[Rows from a figure dataset]
──────────────────────────────

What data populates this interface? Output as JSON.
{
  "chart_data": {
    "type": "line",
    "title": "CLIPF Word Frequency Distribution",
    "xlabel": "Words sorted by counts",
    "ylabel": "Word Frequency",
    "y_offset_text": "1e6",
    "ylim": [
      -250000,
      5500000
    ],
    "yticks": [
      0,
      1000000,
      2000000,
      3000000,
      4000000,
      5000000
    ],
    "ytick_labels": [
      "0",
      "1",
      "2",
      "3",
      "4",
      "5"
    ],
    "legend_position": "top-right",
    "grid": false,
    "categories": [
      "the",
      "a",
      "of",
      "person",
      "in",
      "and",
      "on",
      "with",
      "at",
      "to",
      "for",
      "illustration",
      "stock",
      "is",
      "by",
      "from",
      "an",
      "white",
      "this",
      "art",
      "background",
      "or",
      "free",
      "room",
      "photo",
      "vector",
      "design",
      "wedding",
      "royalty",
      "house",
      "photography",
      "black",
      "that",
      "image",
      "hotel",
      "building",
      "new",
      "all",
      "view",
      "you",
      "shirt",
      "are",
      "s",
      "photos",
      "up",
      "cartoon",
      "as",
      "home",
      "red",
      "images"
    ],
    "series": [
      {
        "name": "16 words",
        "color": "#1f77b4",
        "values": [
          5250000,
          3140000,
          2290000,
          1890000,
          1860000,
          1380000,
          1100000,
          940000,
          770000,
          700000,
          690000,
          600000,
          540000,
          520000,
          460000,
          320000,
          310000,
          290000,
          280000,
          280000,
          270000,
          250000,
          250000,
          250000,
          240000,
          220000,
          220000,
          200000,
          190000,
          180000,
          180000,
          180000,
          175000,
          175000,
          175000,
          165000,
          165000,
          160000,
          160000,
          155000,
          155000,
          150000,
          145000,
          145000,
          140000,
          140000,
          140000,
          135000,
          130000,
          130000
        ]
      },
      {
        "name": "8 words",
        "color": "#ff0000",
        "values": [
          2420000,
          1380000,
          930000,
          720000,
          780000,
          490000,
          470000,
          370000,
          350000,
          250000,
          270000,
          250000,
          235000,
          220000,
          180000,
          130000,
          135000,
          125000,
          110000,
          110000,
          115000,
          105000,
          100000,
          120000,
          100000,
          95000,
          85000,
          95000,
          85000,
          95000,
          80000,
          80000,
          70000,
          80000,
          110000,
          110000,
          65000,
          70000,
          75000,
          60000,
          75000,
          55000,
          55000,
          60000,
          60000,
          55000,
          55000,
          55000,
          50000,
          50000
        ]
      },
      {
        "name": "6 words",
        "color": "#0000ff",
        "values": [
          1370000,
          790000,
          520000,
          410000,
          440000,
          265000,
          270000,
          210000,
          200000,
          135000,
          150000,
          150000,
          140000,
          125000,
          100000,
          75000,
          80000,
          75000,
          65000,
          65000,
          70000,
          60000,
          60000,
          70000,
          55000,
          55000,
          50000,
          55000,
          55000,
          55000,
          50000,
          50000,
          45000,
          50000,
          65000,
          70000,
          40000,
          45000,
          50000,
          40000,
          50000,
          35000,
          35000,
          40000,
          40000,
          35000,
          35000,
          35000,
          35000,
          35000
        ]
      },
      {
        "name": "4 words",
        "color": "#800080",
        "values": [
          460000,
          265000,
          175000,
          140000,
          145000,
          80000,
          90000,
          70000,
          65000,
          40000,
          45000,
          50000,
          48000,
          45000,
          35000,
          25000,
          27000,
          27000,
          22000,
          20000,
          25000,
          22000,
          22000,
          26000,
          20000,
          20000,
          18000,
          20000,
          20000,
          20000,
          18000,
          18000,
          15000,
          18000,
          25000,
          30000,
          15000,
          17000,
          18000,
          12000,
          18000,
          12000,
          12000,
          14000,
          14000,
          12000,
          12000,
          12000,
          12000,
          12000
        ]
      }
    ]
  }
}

──────────────────────────────

**EXERCISE TASK:** Where does the word "Frequency" appear? Return each line that holds it.

**TASK RESULT:**
    "title": "CLIPF Word Frequency Distribution",
    "ylabel": "Word Frequency",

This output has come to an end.